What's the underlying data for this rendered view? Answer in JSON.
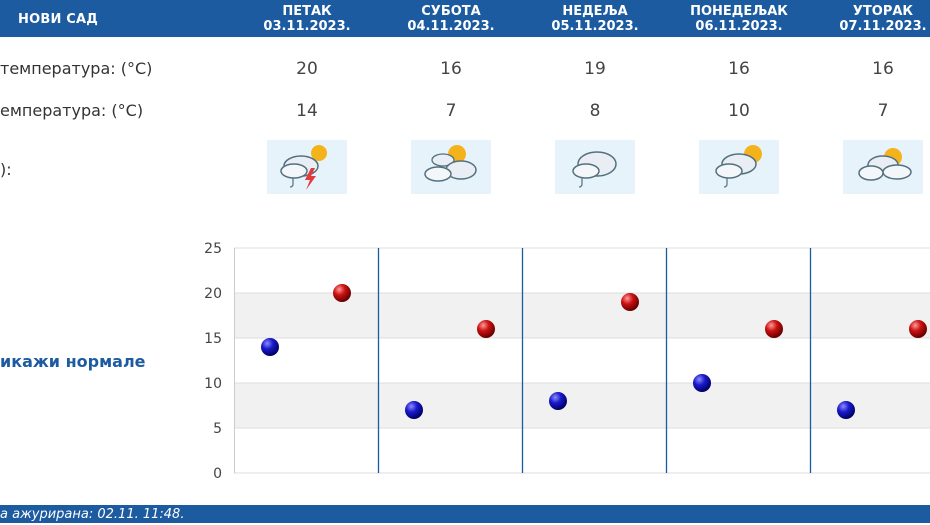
{
  "header": {
    "city": "НОВИ САД",
    "days": [
      {
        "name": "ПЕТАК",
        "date": "03.11.2023."
      },
      {
        "name": "СУБОТА",
        "date": "04.11.2023."
      },
      {
        "name": "НЕДЕЉА",
        "date": "05.11.2023."
      },
      {
        "name": "ПОНЕДЕЉАК",
        "date": "06.11.2023."
      },
      {
        "name": "УТОРАК",
        "date": "07.11.2023."
      }
    ]
  },
  "rows": {
    "max_label": "температура: (°C)",
    "min_label": "емпература: (°C)",
    "icon_label": "):"
  },
  "max_temps": [
    "20",
    "16",
    "19",
    "16",
    "16"
  ],
  "min_temps": [
    "14",
    "7",
    "8",
    "10",
    "7"
  ],
  "weather_icons": [
    "cloud-sun-rain-lightning-icon",
    "cloud-sun-icon",
    "cloud-rain-icon",
    "cloud-sun-rain-icon",
    "cloud-sun-icon"
  ],
  "normals_link": "икажи нормале",
  "footer": {
    "updated_label": "а ажурирана:",
    "updated_value": "02.11. 11:48."
  },
  "colors": {
    "brand": "#1d5ba0",
    "min_marker": "#1a1acc",
    "max_marker": "#cc1111"
  },
  "chart_data": {
    "type": "scatter",
    "categories": [
      "ПЕТАК",
      "СУБОТА",
      "НЕДЕЉА",
      "ПОНЕДЕЉАК",
      "УТОРАК"
    ],
    "series": [
      {
        "values": [
          14,
          7,
          8,
          10,
          7
        ]
      },
      {
        "values": [
          20,
          16,
          19,
          16,
          16
        ]
      }
    ],
    "ylim": [
      0,
      25
    ],
    "yticks": [
      0,
      5,
      10,
      15,
      20,
      25
    ],
    "grid": true
  }
}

******************************

* **Exercise details**
The entries above should be reproduced exactly, without their pictures.

* **Task solution**
What's the underlying data for this rendered view? Answer in JSON.
{
  "header": {
    "city": "НОВИ САД",
    "days": [
      {
        "name": "ПЕТАК",
        "date": "03.11.2023."
      },
      {
        "name": "СУБОТА",
        "date": "04.11.2023."
      },
      {
        "name": "НЕДЕЉА",
        "date": "05.11.2023."
      },
      {
        "name": "ПОНЕДЕЉАК",
        "date": "06.11.2023."
      },
      {
        "name": "УТОРАК",
        "date": "07.11.2023."
      }
    ]
  },
  "rows": {
    "max_label": "температура: (°C)",
    "min_label": "емпература: (°C)",
    "icon_label": "):"
  },
  "max_temps": [
    "20",
    "16",
    "19",
    "16",
    "16"
  ],
  "min_temps": [
    "14",
    "7",
    "8",
    "10",
    "7"
  ],
  "weather_icons": [
    "cloud-sun-rain-lightning-icon",
    "cloud-sun-icon",
    "cloud-rain-icon",
    "cloud-sun-rain-icon",
    "cloud-sun-icon"
  ],
  "normals_link": "икажи нормале",
  "footer": {
    "updated_label": "а ажурирана:",
    "updated_value": "02.11. 11:48."
  },
  "colors": {
    "brand": "#1d5ba0",
    "min_marker": "#1a1acc",
    "max_marker": "#cc1111"
  },
  "chart_data": {
    "type": "scatter",
    "categories": [
      "ПЕТАК",
      "СУБОТА",
      "НЕДЕЉА",
      "ПОНЕДЕЉАК",
      "УТОРАК"
    ],
    "series": [
      {
        "values": [
          14,
          7,
          8,
          10,
          7
        ]
      },
      {
        "values": [
          20,
          16,
          19,
          16,
          16
        ]
      }
    ],
    "ylim": [
      0,
      25
    ],
    "yticks": [
      0,
      5,
      10,
      15,
      20,
      25
    ],
    "grid": true
  }
}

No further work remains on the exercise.